--- What you should do ---
Please write what comes next in the article on the 1974 Texas Attorney General election, starting after its last sentence. The data that follows the article is not part of it.

--- Selected excerpt ---
○ ○ ○ ○ ○

1974 Texas Attorney General election
| Nominee | John Hill | Tom Cole |  |
| Party | Democratic | Republican |
| Popular vote | 1,170,253 | 379,108 |
| Percentage | 74.1% | 24.0% |
| Attorney General before election John Hill Democratic | Elected Attorney General John Hill Democratic |

= 1974 Texas Attorney General election =

The 1974 Texas Attorney General election took place on November 5, 1974, to elect the Texas Attorney General. Incumbent Democratic John Hill was re-elected defeating Republican nominee Tom Cole. This was the first election after a constitutional amendment lenghtened the term of office to four years.

==Democratic primary==
The incumbent Attorney General John Hill was unopposed in the primary.

○ ○ ○ ○ ○

[Layout element entries]
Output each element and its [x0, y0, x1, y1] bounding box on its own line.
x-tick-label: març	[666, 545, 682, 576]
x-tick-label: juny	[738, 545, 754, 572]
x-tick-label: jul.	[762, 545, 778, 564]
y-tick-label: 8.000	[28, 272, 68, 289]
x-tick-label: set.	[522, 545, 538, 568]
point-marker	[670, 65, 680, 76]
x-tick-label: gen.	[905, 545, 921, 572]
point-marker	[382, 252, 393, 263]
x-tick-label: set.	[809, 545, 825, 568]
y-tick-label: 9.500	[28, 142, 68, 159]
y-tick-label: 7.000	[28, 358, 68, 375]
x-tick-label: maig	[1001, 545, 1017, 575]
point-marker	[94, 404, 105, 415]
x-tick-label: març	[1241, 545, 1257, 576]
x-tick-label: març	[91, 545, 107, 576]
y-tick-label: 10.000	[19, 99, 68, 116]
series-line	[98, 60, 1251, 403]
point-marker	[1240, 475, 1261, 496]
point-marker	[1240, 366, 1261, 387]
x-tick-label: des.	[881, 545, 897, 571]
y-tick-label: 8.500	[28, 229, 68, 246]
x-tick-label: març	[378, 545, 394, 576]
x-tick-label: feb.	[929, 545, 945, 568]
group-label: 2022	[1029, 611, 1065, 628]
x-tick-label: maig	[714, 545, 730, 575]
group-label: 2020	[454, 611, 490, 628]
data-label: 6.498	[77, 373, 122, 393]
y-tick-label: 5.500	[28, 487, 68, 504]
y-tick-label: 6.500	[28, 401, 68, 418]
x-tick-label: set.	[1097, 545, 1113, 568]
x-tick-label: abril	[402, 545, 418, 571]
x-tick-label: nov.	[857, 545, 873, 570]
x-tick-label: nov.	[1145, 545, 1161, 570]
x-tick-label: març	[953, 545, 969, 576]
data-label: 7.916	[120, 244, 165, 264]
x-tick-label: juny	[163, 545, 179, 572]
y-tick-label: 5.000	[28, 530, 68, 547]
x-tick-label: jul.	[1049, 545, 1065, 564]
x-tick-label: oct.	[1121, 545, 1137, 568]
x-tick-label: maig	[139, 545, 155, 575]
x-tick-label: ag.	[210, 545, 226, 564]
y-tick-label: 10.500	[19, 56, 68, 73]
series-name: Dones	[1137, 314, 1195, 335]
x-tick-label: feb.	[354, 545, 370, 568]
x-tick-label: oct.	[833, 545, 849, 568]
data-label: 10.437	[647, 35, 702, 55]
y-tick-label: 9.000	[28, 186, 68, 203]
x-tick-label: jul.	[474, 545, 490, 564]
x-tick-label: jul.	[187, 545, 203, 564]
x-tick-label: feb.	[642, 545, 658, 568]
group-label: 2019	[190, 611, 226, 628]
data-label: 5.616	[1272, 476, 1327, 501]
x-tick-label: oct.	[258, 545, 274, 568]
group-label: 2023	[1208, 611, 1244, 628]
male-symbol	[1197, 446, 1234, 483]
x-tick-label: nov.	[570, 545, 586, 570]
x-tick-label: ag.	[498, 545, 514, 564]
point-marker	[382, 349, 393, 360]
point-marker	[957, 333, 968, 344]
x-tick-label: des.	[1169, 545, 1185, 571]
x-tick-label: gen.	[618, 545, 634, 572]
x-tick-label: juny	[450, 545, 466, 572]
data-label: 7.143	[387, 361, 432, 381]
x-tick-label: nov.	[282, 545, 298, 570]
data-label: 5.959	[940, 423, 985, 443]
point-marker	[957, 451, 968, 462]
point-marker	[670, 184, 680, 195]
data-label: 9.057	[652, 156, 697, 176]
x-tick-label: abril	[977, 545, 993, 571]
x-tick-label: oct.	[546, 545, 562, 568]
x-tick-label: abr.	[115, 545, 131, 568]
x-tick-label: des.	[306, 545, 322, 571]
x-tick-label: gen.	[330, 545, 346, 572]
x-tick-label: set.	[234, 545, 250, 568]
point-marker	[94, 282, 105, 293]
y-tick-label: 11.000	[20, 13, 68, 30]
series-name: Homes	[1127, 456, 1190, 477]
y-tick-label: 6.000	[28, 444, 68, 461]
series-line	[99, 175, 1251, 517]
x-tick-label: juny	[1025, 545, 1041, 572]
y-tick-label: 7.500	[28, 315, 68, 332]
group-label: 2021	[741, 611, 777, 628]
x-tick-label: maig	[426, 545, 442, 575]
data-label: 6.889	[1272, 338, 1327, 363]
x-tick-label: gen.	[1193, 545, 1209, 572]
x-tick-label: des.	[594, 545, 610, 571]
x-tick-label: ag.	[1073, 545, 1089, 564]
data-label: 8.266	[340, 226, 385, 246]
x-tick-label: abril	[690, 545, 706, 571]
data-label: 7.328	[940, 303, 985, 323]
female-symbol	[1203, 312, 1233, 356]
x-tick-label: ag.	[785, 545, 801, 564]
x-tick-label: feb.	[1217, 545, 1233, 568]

○ ○ ○ ○ ○

--- Output for this task ---
===Candidates===
====Nominee====
- John Luke Hill, incumbent Attorney General

===Results===

Democratic primary, May 4, 1974
| Party |  | Candidate | Votes | % |
|---|---|---|---|---|
|  | Democratic | John Hill (incumbent) | 1,075,960 | 100.0% |
| Total votes |  |  | 1,075,960 | 100.0% |

== Republican primary ==
Tom Cole ran unopposed in the primary.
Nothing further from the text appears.